>> START Article
For comment: draft BIOS use document for the kernel

Alan Cox (alan@lxorguk.ukuu.org.uk)
Fri, 22 Jun 2001 17:20:33 +0100 (BST)


Linux 2.4 BIOS usage reference

Boot Sequence
-------------

Linux is normally loaded either directly as a bootable floppy image or from
hard disk via a boot loader called lilo. The kernel image is transferred
into low memory and a parameter block above it.

When booting from floppy disk the BIOS disk parameter tables are replaced
by a new table set up to allow a maximum sector count of 36 (the track size
for a 2.88Mb ED floppy)

int 0x13, AH=0x02 is issued to to probe and find the disk geometry.
int 0x13, AH=0x00 is used to reset the floppy controller.
int 0x13, AH=0x02 is then issued repeatedly to load tracks of data. The
boot loader ensures no issued requests cross the track boundaries

int 0x10 service 3 is used during the boot loading sequence to obtain the
cursor position. int 0x10 service 13 is used to display loading messages
as the loading procedure continues. int 0x10 AH=0xE is used to display a
progress bar of '=' characters during the bootstrap

Control is then transferred to the loaded image whether by the floppy boot
loader or other services

Kernel Setup
------------

The initial kernel setup executes in 16bit mode. While in 16bit mode the
kernel calls and caches data from several 16bit calls whose data is not
available in 32bit mode

It then uses int 0x10 AH=0x0E in order to print initial progress banners so
that immediate feedback on the boot status is available. The 0x07 character
is issued as well as printable characters and is expected to generate a
bell.
>> END Article
>> START Listed records
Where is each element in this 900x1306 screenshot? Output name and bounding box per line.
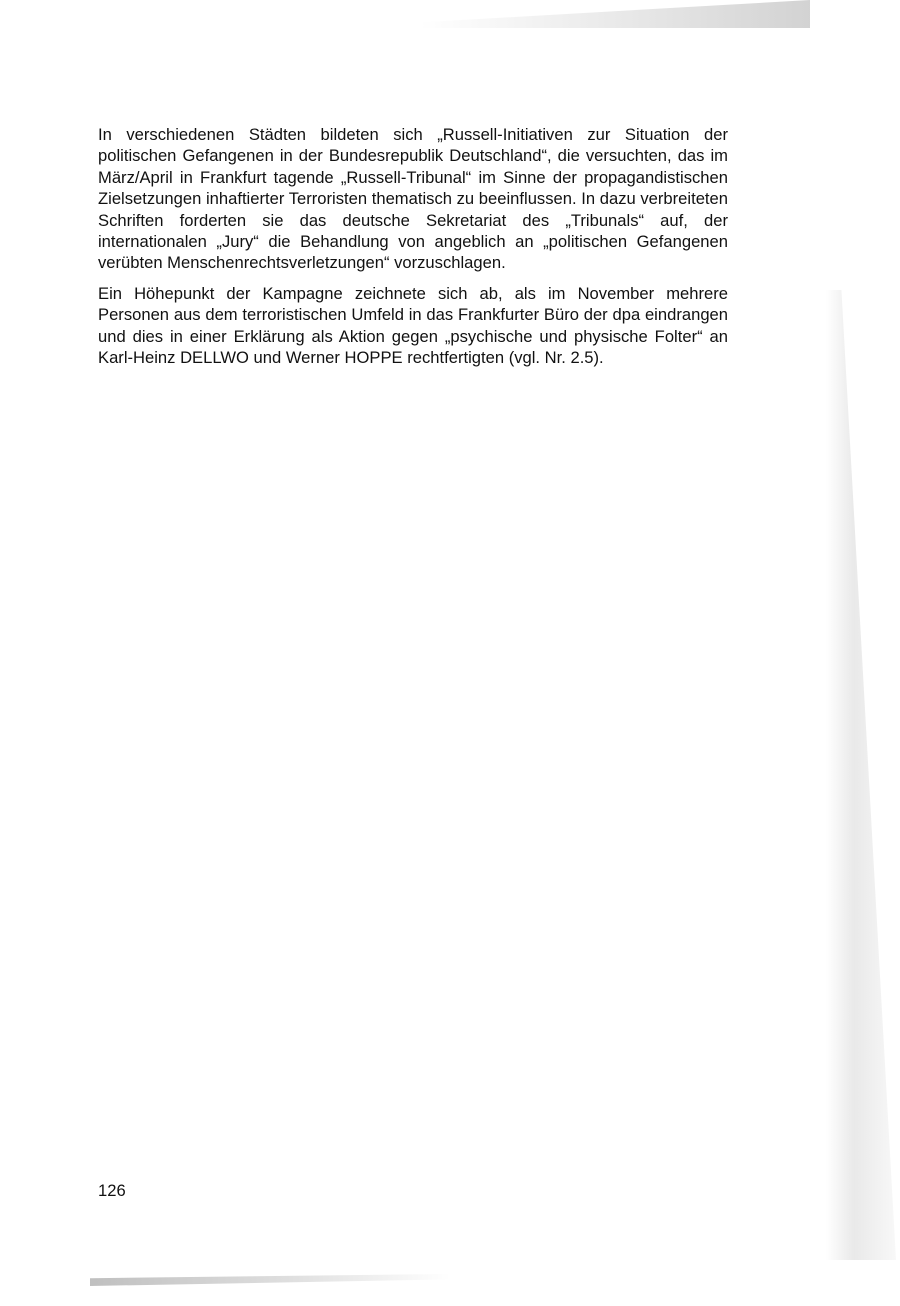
paragraph-russell-initiatives: In verschiedenen Städten bildeten sich „Russell-Initiativen zur Situation der politischen Gefangenen in der Bundesrepublik Deutschland“, die versuchten, das im März/April in Frankfurt tagende „Russell-Tribunal“ im Sinne der propagandistischen Zielsetzungen inhaftierter Terroristen thematisch zu beeinflussen. In dazu verbreiteten Schriften forderten sie das deutsche Sekretariat des „Tribunals“ auf, der internationalen „Jury“ die Behandlung von angeblich an „politischen Gefangenen verübten Menschenrechtsverletzungen“ vorzuschlagen. (98, 125, 728, 273)
scan-shadow-top (420, 0, 810, 28)
paragraph-campaign-highlight: Ein Höhepunkt der Kampagne zeichnete sich ab, als im November mehrere Personen aus dem terroristischen Umfeld in das Frankfurter Büro der dpa eindrangen und dies in einer Erklärung als Aktion gegen „psychische und physische Folter“ an Karl-Heinz DELLWO und Werner HOPPE rechtfertigten (vgl. Nr. 2.5). (98, 283, 728, 368)
scan-shadow-right (826, 290, 896, 1260)
document-body (98, 124, 728, 377)
page-number: 126 (98, 1181, 126, 1200)
scan-shadow-bottom (90, 1274, 450, 1286)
>> END Listed records
Required work
• A. In the records, copy out verbatim every line from the one containing "paragraph-russell-initiatives: In verschiedenen" up to and including the one containing "scan-shadow-top (420, 0, 810, 28)".
• B. Carry the draft on Linux kernel BIOS usage forward from its final sentence.

Results of the exercise
• A.
paragraph-russell-initiatives: In verschiedenen Städten bildeten sich „Russell-Initiativen zur Situation der politischen Gefangenen in der Bundesrepublik Deutschland“, die versuchten, das im März/April in Frankfurt tagende „Russell-Tribunal“ im Sinne der propagandistischen Zielsetzungen inhaftierter Terroristen thematisch zu beeinflussen. In dazu verbreiteten Schriften forderten sie das deutsche Sekretariat des „Tribunals“ auf, der internationalen „Jury“ die Behandlung von angeblich an „politischen Gefangenen verübten Menschenrechtsverletzungen“ vorzuschlagen. (98, 125, 728, 273)
scan-shadow-top (420, 0, 810, 28)

• B.
Memory detection is done as follows, attempting to handle the various
methods that have been available over time

Memory Sizing
-------------

Firstly a call is made to BIOS INT 15 AX=0xE820 in order to read the
E820 map. A maximum of 32 blocks are supported by current kernels. The
'SMAP' signature is required and tested. In addition the SMAP signature
is restored each call, although not required by the specification in order
to handle some know BIOS bugs.

If the E820 call fails then the INT 15 AX=0xE801 service is called and the
results are sanity checked. In particular the code zeroes the CX/DX return
values in order to detect BIOS implementations that do not set them
usable memory data. It also handles older BIOSes that return AX/BX but not
AX/BX data.

When service E801 is used the kernel assumes that usable memory extends from
4K to the bottom of the EBDA, and from 1Mbyte to the top of the E801 area.

If neither service is available then INT 0x15 AH=0x88 is invoked in order to
get the memory size, up to 64Mb by the original IBM PC BIOS service.

Peripherals
-----------

Having sized memory the kernel moves on to set up peripherals. The BIOS
INT 0x16, AH=0x03 service is invoked in order to set the keyboard repeat
rate and the video BIOS is the called to set up video modes.

The kernel tries to identify the video in terms of its generic features.
Initially it invokes INT 0x10 AH=0x12 to test for the presence of EGA/VGA
as oppose to CGA/MGA/HGA hardware.

INT 0x10 AH=0x03 is used to obtain the cursor position, and INT 0x10,
AH=0x0F is used to obtain the video page and the mode. If EGA or VGA
are present the normal BIOS locations of 0x485 and 0x484 are used to obtain
the font size and the screen height.

VESA BIOS video services are used to obtain the amount of video memory
(INT 0x10 AX=0x4F00) and then to obtain the VESA 2.0 protected mode interface
data if available (INT 0x10, AX=0x4F0A). Users are able to select graphical
video modes (INT 0x10 AX=0x4F02), or if not available the pre VESA mode
setup. The presence of the VESA BIOS is checked by the VESA get mode
information call (INT 0x10 AX=0x4F01)

Special modes will also invoke INT 0x10 AH=0x1200 (Alternate print screen),
INT 0x10 AH=0x11 (to set 8x8 font), INT 0x10 AH=0x1201 (to turn off cursor
emulation) and INT 0x10 AH=0x01 (to set up the cursor).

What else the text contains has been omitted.